STATED PROBLEM: Each line containing the word "Heartbeat" must be collected.

(Collected data entries)
################
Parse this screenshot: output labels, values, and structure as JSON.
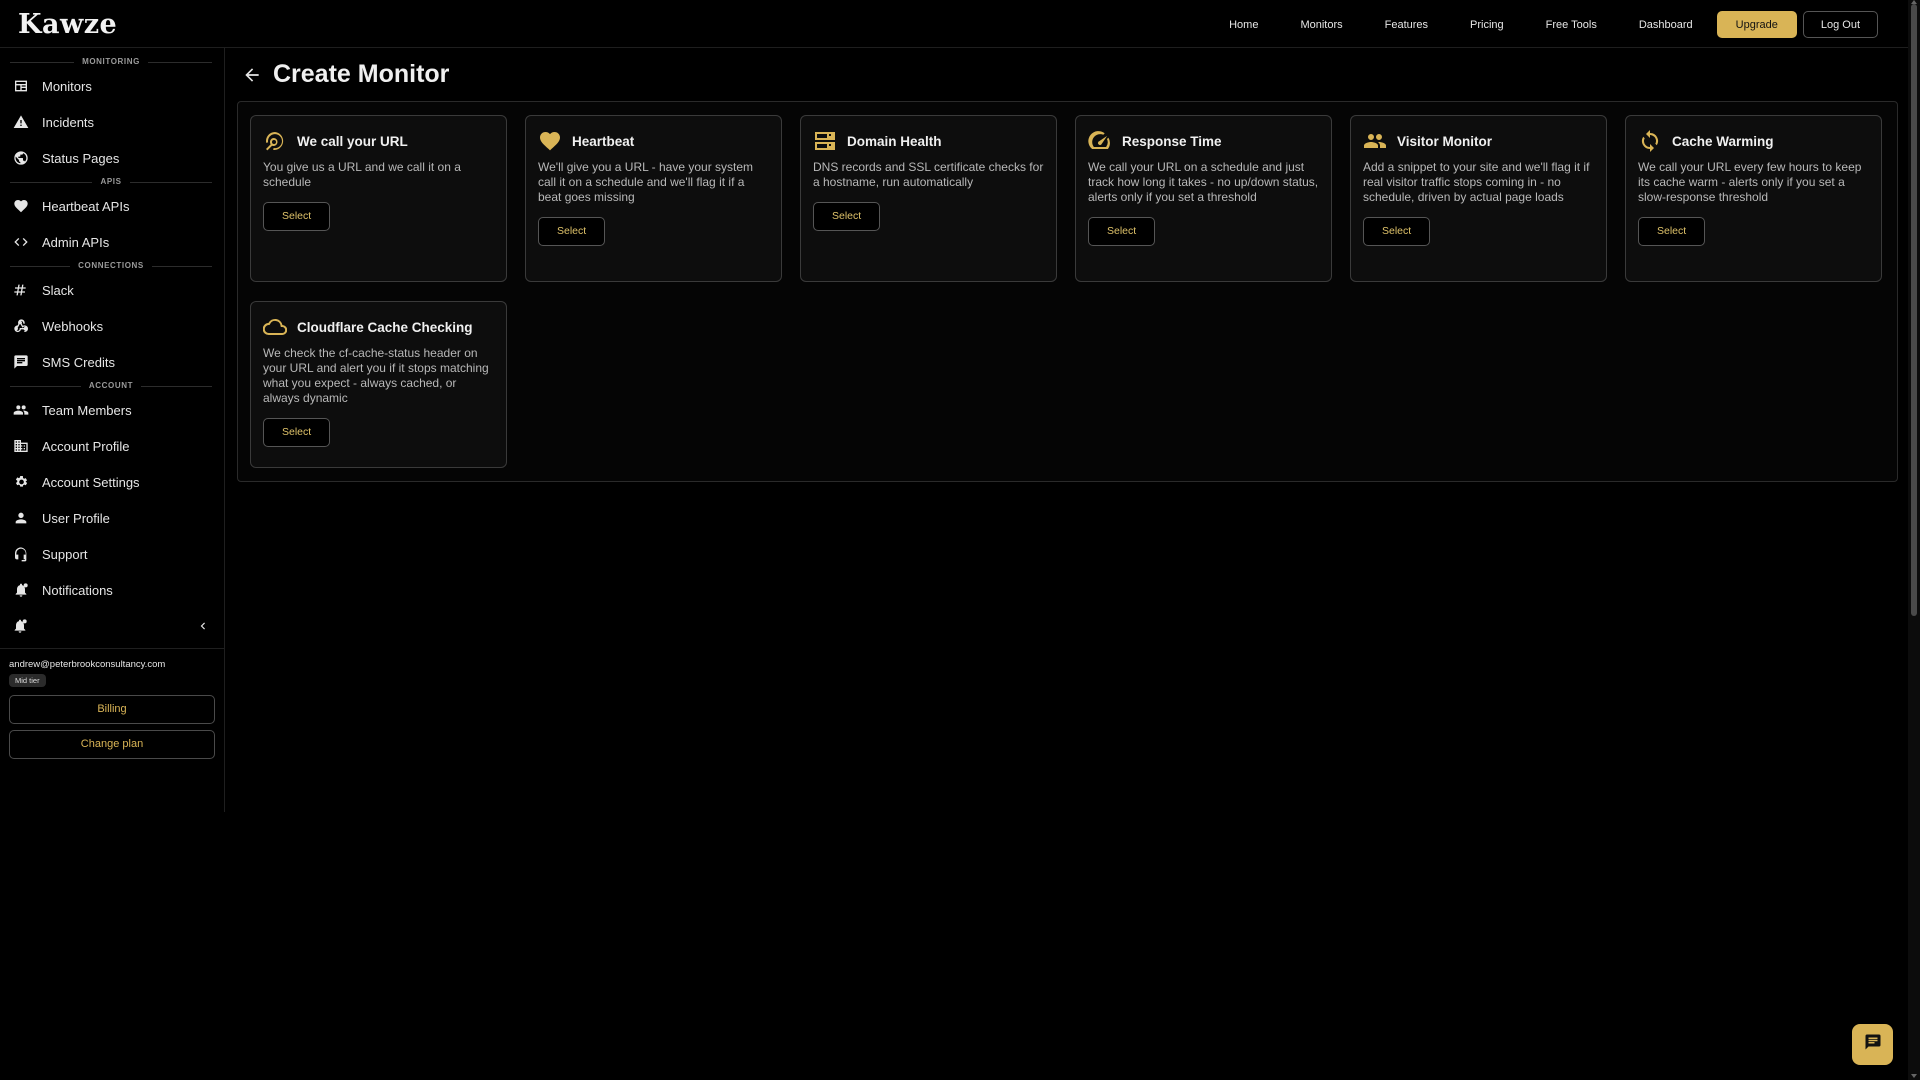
{
  "app": {
    "logo": "Kawze"
  },
  "topnav": {
    "links": [
      "Home",
      "Monitors",
      "Features",
      "Pricing",
      "Free Tools",
      "Dashboard"
    ],
    "upgrade_label": "Upgrade",
    "logout_label": "Log Out"
  },
  "sidebar": {
    "sections": [
      {
        "title": "MONITORING",
        "items": [
          {
            "label": "Monitors",
            "icon": "monitors-icon"
          },
          {
            "label": "Incidents",
            "icon": "warning-icon"
          },
          {
            "label": "Status Pages",
            "icon": "globe-icon"
          }
        ]
      },
      {
        "title": "APIS",
        "items": [
          {
            "label": "Heartbeat APIs",
            "icon": "heart-icon"
          },
          {
            "label": "Admin APIs",
            "icon": "code-icon"
          }
        ]
      },
      {
        "title": "CONNECTIONS",
        "items": [
          {
            "label": "Slack",
            "icon": "hashtag-icon"
          },
          {
            "label": "Webhooks",
            "icon": "webhook-icon"
          },
          {
            "label": "SMS Credits",
            "icon": "chat-icon"
          }
        ]
      },
      {
        "title": "ACCOUNT",
        "items": [
          {
            "label": "Team Members",
            "icon": "team-icon"
          },
          {
            "label": "Account Profile",
            "icon": "building-icon"
          },
          {
            "label": "Account Settings",
            "icon": "gear-icon"
          },
          {
            "label": "User Profile",
            "icon": "user-icon"
          },
          {
            "label": "Support",
            "icon": "support-icon"
          },
          {
            "label": "Notifications",
            "icon": "notification-bell-icon"
          }
        ]
      }
    ],
    "account": {
      "email": "andrew@peterbrookconsultancy.com",
      "tier": "Mid tier",
      "billing_label": "Billing",
      "change_plan_label": "Change plan"
    }
  },
  "main": {
    "title": "Create Monitor",
    "cards": [
      {
        "title": "We call your URL",
        "icon": "url-search-icon",
        "desc": "You give us a URL and we call it on a schedule",
        "button": "Select"
      },
      {
        "title": "Heartbeat",
        "icon": "heart-icon",
        "desc": "We'll give you a URL - have your system call it on a schedule and we'll flag it if a beat goes missing",
        "button": "Select"
      },
      {
        "title": "Domain Health",
        "icon": "server-icon",
        "desc": "DNS records and SSL certificate checks for a hostname, run automatically",
        "button": "Select"
      },
      {
        "title": "Response Time",
        "icon": "speedometer-icon",
        "desc": "We call your URL on a schedule and just track how long it takes - no up/down status, alerts only if you set a threshold",
        "button": "Select"
      },
      {
        "title": "Visitor Monitor",
        "icon": "people-icon",
        "desc": "Add a snippet to your site and we'll flag it if real visitor traffic stops coming in - no schedule, driven by actual page loads",
        "button": "Select"
      },
      {
        "title": "Cache Warming",
        "icon": "refresh-icon",
        "desc": "We call your URL every few hours to keep its cache warm - alerts only if you set a slow-response threshold",
        "button": "Select"
      },
      {
        "title": "Cloudflare Cache Checking",
        "icon": "cloud-icon",
        "desc": "We check the cf-cache-status header on your URL and alert you if it stops matching what you expect - always cached, or always dynamic",
        "button": "Select"
      }
    ]
  },
  "colors": {
    "accent": "#d9b456",
    "background": "#000000",
    "card_bg": "#0d0d0d",
    "border": "#3a3a3a"
  }
}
################
SOLUTION TO THIS EXERCISE:
            "label": "Heartbeat APIs",
        "title": "Heartbeat",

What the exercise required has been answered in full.